= Written request =
Return all of the lines below exactly as they are.

<<<<

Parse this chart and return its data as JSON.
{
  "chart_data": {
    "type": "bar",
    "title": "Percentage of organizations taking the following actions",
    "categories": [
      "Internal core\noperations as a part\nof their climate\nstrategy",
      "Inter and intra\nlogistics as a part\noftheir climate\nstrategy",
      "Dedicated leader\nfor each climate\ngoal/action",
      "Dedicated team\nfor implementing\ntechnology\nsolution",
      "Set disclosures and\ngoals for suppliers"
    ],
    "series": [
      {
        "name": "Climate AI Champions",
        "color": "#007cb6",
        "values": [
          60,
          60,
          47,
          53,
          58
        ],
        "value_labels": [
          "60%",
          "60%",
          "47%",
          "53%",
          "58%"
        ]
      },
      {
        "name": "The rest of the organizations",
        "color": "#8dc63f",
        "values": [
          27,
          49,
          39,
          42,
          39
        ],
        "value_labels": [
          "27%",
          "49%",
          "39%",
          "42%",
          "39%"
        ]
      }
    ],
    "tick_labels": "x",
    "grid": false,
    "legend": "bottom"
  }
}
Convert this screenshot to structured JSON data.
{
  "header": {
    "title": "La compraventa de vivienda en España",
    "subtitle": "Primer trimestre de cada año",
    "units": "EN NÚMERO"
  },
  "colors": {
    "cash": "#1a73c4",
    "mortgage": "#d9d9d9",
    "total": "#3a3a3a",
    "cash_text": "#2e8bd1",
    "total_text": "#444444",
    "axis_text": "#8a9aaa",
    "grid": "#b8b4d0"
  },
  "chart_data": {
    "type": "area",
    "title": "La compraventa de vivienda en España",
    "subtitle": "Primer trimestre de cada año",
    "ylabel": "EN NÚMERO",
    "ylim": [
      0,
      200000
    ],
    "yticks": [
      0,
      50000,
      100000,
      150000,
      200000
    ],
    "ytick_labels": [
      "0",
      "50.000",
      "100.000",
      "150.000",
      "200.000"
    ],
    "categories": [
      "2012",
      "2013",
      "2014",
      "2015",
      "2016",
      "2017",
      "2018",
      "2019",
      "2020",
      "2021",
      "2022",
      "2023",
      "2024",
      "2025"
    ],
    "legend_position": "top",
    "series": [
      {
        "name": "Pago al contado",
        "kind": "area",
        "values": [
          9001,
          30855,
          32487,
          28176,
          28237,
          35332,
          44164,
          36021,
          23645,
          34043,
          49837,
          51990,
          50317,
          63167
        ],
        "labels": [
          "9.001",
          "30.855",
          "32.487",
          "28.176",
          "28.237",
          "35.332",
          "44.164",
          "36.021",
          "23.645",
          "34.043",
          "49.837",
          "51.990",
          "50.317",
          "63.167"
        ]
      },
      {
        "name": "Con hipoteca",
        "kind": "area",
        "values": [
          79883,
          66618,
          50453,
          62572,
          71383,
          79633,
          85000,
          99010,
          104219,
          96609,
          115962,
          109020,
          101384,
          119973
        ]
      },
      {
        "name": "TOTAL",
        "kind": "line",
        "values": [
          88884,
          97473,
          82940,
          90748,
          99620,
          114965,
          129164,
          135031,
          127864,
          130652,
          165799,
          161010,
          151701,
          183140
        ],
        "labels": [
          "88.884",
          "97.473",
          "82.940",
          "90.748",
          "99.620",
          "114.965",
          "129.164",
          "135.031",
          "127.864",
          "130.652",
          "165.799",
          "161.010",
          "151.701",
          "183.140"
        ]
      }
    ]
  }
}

>>>>

= Response to this exercise =
Parse this chart and return its data as JSON.
{
  "chart_data": {
    "type": "bar",
    "title": "Percentage of organizations taking the following actions",
    "categories": [
      "Internal core\noperations as a part\nof their climate\nstrategy",
      "Inter and intra\nlogistics as a part\noftheir climate\nstrategy",
      "Dedicated leader\nfor each climate\ngoal/action",
      "Dedicated team\nfor implementing\ntechnology\nsolution",
      "Set disclosures and\ngoals for suppliers"
    ],
    "series": [
      {
        "name": "Climate AI Champions",
        "color": "#007cb6",
        "values": [
          60,
          60,
          47,
          53,
          58
        ],
        "value_labels": [
          "60%",
          "60%",
          "47%",
          "53%",
          "58%"
        ]
      },
      {
        "name": "The rest of the organizations",
        "color": "#8dc63f",
        "values": [
          27,
          49,
          39,
          42,
          39
        ],
        "value_labels": [
          "27%",
          "49%",
          "39%",
          "42%",
          "39%"
        ]
      }
    ],
    "tick_labels": "x",
    "grid": false,
    "legend": "bottom"
  }
}
Convert this screenshot to structured JSON data.
{
  "header": {
    "title": "La compraventa de vivienda en España",
    "subtitle": "Primer trimestre de cada año",
    "units": "EN NÚMERO"
  },
  "colors": {
    "cash": "#1a73c4",
    "mortgage": "#d9d9d9",
    "total": "#3a3a3a",
    "cash_text": "#2e8bd1",
    "total_text": "#444444",
    "axis_text": "#8a9aaa",
    "grid": "#b8b4d0"
  },
  "chart_data": {
    "type": "area",
    "title": "La compraventa de vivienda en España",
    "subtitle": "Primer trimestre de cada año",
    "ylabel": "EN NÚMERO",
    "ylim": [
      0,
      200000
    ],
    "yticks": [
      0,
      50000,
      100000,
      150000,
      200000
    ],
    "ytick_labels": [
      "0",
      "50.000",
      "100.000",
      "150.000",
      "200.000"
    ],
    "categories": [
      "2012",
      "2013",
      "2014",
      "2015",
      "2016",
      "2017",
      "2018",
      "2019",
      "2020",
      "2021",
      "2022",
      "2023",
      "2024",
      "2025"
    ],
    "legend_position": "top",
    "series": [
      {
        "name": "Pago al contado",
        "kind": "area",
        "values": [
          9001,
          30855,
          32487,
          28176,
          28237,
          35332,
          44164,
          36021,
          23645,
          34043,
          49837,
          51990,
          50317,
          63167
        ],
        "labels": [
          "9.001",
          "30.855",
          "32.487",
          "28.176",
          "28.237",
          "35.332",
          "44.164",
          "36.021",
          "23.645",
          "34.043",
          "49.837",
          "51.990",
          "50.317",
          "63.167"
        ]
      },
      {
        "name": "Con hipoteca",
        "kind": "area",
        "values": [
          79883,
          66618,
          50453,
          62572,
          71383,
          79633,
          85000,
          99010,
          104219,
          96609,
          115962,
          109020,
          101384,
          119973
        ]
      },
      {
        "name": "TOTAL",
        "kind": "line",
        "values": [
          88884,
          97473,
          82940,
          90748,
          99620,
          114965,
          129164,
          135031,
          127864,
          130652,
          165799,
          161010,
          151701,
          183140
        ],
        "labels": [
          "88.884",
          "97.473",
          "82.940",
          "90.748",
          "99.620",
          "114.965",
          "129.164",
          "135.031",
          "127.864",
          "130.652",
          "165.799",
          "161.010",
          "151.701",
          "183.140"
        ]
      }
    ]
  }
}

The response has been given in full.